_The exercise_:
Print the data exactly as it is given, please.

_Record extracts_:
>> Start

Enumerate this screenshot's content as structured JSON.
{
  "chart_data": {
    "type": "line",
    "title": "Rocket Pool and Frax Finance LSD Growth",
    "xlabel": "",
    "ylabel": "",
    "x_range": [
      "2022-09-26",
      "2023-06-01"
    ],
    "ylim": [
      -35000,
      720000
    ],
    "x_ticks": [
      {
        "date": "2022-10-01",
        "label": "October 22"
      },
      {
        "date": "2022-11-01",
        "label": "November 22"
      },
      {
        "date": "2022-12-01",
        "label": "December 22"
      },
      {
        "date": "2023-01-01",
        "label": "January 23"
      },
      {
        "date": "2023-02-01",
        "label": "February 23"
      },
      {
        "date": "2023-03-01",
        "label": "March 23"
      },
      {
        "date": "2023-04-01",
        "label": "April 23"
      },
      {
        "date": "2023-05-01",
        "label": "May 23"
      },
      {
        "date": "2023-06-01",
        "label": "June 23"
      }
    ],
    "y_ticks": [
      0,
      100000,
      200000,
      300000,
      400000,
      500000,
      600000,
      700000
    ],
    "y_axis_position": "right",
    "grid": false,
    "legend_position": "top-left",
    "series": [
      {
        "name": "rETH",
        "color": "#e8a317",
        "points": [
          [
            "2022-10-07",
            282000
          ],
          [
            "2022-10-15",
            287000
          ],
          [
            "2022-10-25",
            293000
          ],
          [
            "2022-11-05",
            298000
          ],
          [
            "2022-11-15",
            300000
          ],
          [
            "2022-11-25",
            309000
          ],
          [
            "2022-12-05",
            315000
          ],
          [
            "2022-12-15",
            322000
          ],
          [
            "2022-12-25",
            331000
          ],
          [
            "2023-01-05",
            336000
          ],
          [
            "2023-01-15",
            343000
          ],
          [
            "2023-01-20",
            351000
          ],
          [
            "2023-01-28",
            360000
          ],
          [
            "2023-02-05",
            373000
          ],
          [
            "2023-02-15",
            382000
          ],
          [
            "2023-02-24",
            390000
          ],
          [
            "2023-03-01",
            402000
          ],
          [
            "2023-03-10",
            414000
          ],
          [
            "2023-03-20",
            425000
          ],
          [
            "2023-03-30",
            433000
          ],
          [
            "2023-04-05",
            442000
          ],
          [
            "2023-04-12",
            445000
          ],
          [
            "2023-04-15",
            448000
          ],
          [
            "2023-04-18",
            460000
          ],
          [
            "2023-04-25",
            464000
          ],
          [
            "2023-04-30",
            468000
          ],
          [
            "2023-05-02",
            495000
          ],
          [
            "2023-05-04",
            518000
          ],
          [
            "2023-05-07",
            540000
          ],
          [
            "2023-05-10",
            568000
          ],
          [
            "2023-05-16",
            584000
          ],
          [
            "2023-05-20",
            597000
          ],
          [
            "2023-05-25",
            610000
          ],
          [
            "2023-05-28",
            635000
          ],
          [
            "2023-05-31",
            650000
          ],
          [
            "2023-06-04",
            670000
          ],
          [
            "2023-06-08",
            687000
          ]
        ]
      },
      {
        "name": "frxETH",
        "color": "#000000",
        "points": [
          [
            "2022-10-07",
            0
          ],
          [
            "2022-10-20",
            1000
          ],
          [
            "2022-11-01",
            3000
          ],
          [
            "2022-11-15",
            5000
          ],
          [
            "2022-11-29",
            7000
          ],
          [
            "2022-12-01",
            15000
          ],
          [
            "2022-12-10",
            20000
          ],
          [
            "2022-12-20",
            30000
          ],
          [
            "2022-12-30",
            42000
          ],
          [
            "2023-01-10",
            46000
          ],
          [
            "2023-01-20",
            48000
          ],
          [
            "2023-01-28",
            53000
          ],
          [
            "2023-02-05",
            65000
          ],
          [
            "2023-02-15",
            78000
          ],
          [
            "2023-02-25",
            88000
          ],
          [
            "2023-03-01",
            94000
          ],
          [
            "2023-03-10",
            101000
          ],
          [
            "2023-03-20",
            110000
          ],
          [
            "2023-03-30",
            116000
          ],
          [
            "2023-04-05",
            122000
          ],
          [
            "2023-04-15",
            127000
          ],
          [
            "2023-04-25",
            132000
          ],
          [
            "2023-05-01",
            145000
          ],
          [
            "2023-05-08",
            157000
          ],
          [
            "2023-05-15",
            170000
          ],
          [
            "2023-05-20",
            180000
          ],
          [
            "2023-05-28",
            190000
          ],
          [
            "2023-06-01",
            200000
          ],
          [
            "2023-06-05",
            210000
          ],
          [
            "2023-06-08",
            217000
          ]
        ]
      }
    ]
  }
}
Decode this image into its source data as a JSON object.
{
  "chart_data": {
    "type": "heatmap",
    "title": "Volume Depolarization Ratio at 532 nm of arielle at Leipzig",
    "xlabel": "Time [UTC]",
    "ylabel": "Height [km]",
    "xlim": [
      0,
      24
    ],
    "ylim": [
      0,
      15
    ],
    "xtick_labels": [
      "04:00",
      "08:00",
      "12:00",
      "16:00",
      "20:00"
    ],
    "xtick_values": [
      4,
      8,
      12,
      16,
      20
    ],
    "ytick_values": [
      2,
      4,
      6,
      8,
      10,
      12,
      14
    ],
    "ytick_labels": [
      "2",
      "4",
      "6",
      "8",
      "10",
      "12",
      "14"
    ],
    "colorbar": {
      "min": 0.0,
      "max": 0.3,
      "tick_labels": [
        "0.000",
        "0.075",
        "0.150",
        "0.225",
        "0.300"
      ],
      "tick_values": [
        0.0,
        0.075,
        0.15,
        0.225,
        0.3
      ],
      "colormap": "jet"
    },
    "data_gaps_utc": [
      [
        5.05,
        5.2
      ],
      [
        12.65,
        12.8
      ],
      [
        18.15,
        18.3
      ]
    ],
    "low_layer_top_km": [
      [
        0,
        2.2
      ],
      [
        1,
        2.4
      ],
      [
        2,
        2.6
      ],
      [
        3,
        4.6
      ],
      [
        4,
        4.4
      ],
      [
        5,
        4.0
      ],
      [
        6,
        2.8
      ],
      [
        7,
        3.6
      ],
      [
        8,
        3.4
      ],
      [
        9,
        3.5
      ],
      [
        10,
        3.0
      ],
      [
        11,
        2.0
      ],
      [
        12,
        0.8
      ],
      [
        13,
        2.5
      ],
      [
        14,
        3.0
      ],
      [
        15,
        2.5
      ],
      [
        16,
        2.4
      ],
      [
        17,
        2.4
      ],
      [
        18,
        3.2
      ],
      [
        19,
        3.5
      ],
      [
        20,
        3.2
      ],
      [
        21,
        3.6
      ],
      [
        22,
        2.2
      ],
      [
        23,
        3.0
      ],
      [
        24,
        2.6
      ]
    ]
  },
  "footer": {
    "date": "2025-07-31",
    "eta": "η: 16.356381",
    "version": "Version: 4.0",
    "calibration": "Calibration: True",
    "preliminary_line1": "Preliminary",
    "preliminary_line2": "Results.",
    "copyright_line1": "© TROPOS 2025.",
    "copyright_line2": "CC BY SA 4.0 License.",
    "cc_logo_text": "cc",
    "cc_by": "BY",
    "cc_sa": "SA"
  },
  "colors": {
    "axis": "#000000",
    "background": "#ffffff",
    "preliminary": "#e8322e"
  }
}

>> End

_Exercise output_:
Enumerate this screenshot's content as structured JSON.
{
  "chart_data": {
    "type": "line",
    "title": "Rocket Pool and Frax Finance LSD Growth",
    "xlabel": "",
    "ylabel": "",
    "x_range": [
      "2022-09-26",
      "2023-06-01"
    ],
    "ylim": [
      -35000,
      720000
    ],
    "x_ticks": [
      {
        "date": "2022-10-01",
        "label": "October 22"
      },
      {
        "date": "2022-11-01",
        "label": "November 22"
      },
      {
        "date": "2022-12-01",
        "label": "December 22"
      },
      {
        "date": "2023-01-01",
        "label": "January 23"
      },
      {
        "date": "2023-02-01",
        "label": "February 23"
      },
      {
        "date": "2023-03-01",
        "label": "March 23"
      },
      {
        "date": "2023-04-01",
        "label": "April 23"
      },
      {
        "date": "2023-05-01",
        "label": "May 23"
      },
      {
        "date": "2023-06-01",
        "label": "June 23"
      }
    ],
    "y_ticks": [
      0,
      100000,
      200000,
      300000,
      400000,
      500000,
      600000,
      700000
    ],
    "y_axis_position": "right",
    "grid": false,
    "legend_position": "top-left",
    "series": [
      {
        "name": "rETH",
        "color": "#e8a317",
        "points": [
          [
            "2022-10-07",
            282000
          ],
          [
            "2022-10-15",
            287000
          ],
          [
            "2022-10-25",
            293000
          ],
          [
            "2022-11-05",
            298000
          ],
          [
            "2022-11-15",
            300000
          ],
          [
            "2022-11-25",
            309000
          ],
          [
            "2022-12-05",
            315000
          ],
          [
            "2022-12-15",
            322000
          ],
          [
            "2022-12-25",
            331000
          ],
          [
            "2023-01-05",
            336000
          ],
          [
            "2023-01-15",
            343000
          ],
          [
            "2023-01-20",
            351000
          ],
          [
            "2023-01-28",
            360000
          ],
          [
            "2023-02-05",
            373000
          ],
          [
            "2023-02-15",
            382000
          ],
          [
            "2023-02-24",
            390000
          ],
          [
            "2023-03-01",
            402000
          ],
          [
            "2023-03-10",
            414000
          ],
          [
            "2023-03-20",
            425000
          ],
          [
            "2023-03-30",
            433000
          ],
          [
            "2023-04-05",
            442000
          ],
          [
            "2023-04-12",
            445000
          ],
          [
            "2023-04-15",
            448000
          ],
          [
            "2023-04-18",
            460000
          ],
          [
            "2023-04-25",
            464000
          ],
          [
            "2023-04-30",
            468000
          ],
          [
            "2023-05-02",
            495000
          ],
          [
            "2023-05-04",
            518000
          ],
          [
            "2023-05-07",
            540000
          ],
          [
            "2023-05-10",
            568000
          ],
          [
            "2023-05-16",
            584000
          ],
          [
            "2023-05-20",
            597000
          ],
          [
            "2023-05-25",
            610000
          ],
          [
            "2023-05-28",
            635000
          ],
          [
            "2023-05-31",
            650000
          ],
          [
            "2023-06-04",
            670000
          ],
          [
            "2023-06-08",
            687000
          ]
        ]
      },
      {
        "name": "frxETH",
        "color": "#000000",
        "points": [
          [
            "2022-10-07",
            0
          ],
          [
            "2022-10-20",
            1000
          ],
          [
            "2022-11-01",
            3000
          ],
          [
            "2022-11-15",
            5000
          ],
          [
            "2022-11-29",
            7000
          ],
          [
            "2022-12-01",
            15000
          ],
          [
            "2022-12-10",
            20000
          ],
          [
            "2022-12-20",
            30000
          ],
          [
            "2022-12-30",
            42000
          ],
          [
            "2023-01-10",
            46000
          ],
          [
            "2023-01-20",
            48000
          ],
          [
            "2023-01-28",
            53000
          ],
          [
            "2023-02-05",
            65000
          ],
          [
            "2023-02-15",
            78000
          ],
          [
            "2023-02-25",
            88000
          ],
          [
            "2023-03-01",
            94000
          ],
          [
            "2023-03-10",
            101000
          ],
          [
            "2023-03-20",
            110000
          ],
          [
            "2023-03-30",
            116000
          ],
          [
            "2023-04-05",
            122000
          ],
          [
            "2023-04-15",
            127000
          ],
          [
            "2023-04-25",
            132000
          ],
          [
            "2023-05-01",
            145000
          ],
          [
            "2023-05-08",
            157000
          ],
          [
            "2023-05-15",
            170000
          ],
          [
            "2023-05-20",
            180000
          ],
          [
            "2023-05-28",
            190000
          ],
          [
            "2023-06-01",
            200000
          ],
          [
            "2023-06-05",
            210000
          ],
          [
            "2023-06-08",
            217000
          ]
        ]
      }
    ]
  }
}
Decode this image into its source data as a JSON object.
{
  "chart_data": {
    "type": "heatmap",
    "title": "Volume Depolarization Ratio at 532 nm of arielle at Leipzig",
    "xlabel": "Time [UTC]",
    "ylabel": "Height [km]",
    "xlim": [
      0,
      24
    ],
    "ylim": [
      0,
      15
    ],
    "xtick_labels": [
      "04:00",
      "08:00",
      "12:00",
      "16:00",
      "20:00"
    ],
    "xtick_values": [
      4,
      8,
      12,
      16,
      20
    ],
    "ytick_values": [
      2,
      4,
      6,
      8,
      10,
      12,
      14
    ],
    "ytick_labels": [
      "2",
      "4",
      "6",
      "8",
      "10",
      "12",
      "14"
    ],
    "colorbar": {
      "min": 0.0,
      "max": 0.3,
      "tick_labels": [
        "0.000",
        "0.075",
        "0.150",
        "0.225",
        "0.300"
      ],
      "tick_values": [
        0.0,
        0.075,
        0.15,
        0.225,
        0.3
      ],
      "colormap": "jet"
    },
    "data_gaps_utc": [
      [
        5.05,
        5.2
      ],
      [
        12.65,
        12.8
      ],
      [
        18.15,
        18.3
      ]
    ],
    "low_layer_top_km": [
      [
        0,
        2.2
      ],
      [
        1,
        2.4
      ],
      [
        2,
        2.6
      ],
      [
        3,
        4.6
      ],
      [
        4,
        4.4
      ],
      [
        5,
        4.0
      ],
      [
        6,
        2.8
      ],
      [
        7,
        3.6
      ],
      [
        8,
        3.4
      ],
      [
        9,
        3.5
      ],
      [
        10,
        3.0
      ],
      [
        11,
        2.0
      ],
      [
        12,
        0.8
      ],
      [
        13,
        2.5
      ],
      [
        14,
        3.0
      ],
      [
        15,
        2.5
      ],
      [
        16,
        2.4
      ],
      [
        17,
        2.4
      ],
      [
        18,
        3.2
      ],
      [
        19,
        3.5
      ],
      [
        20,
        3.2
      ],
      [
        21,
        3.6
      ],
      [
        22,
        2.2
      ],
      [
        23,
        3.0
      ],
      [
        24,
        2.6
      ]
    ]
  },
  "footer": {
    "date": "2025-07-31",
    "eta": "η: 16.356381",
    "version": "Version: 4.0",
    "calibration": "Calibration: True",
    "preliminary_line1": "Preliminary",
    "preliminary_line2": "Results.",
    "copyright_line1": "© TROPOS 2025.",
    "copyright_line2": "CC BY SA 4.0 License.",
    "cc_logo_text": "cc",
    "cc_by": "BY",
    "cc_sa": "SA"
  },
  "colors": {
    "axis": "#000000",
    "background": "#ffffff",
    "preliminary": "#e8322e"
  }
}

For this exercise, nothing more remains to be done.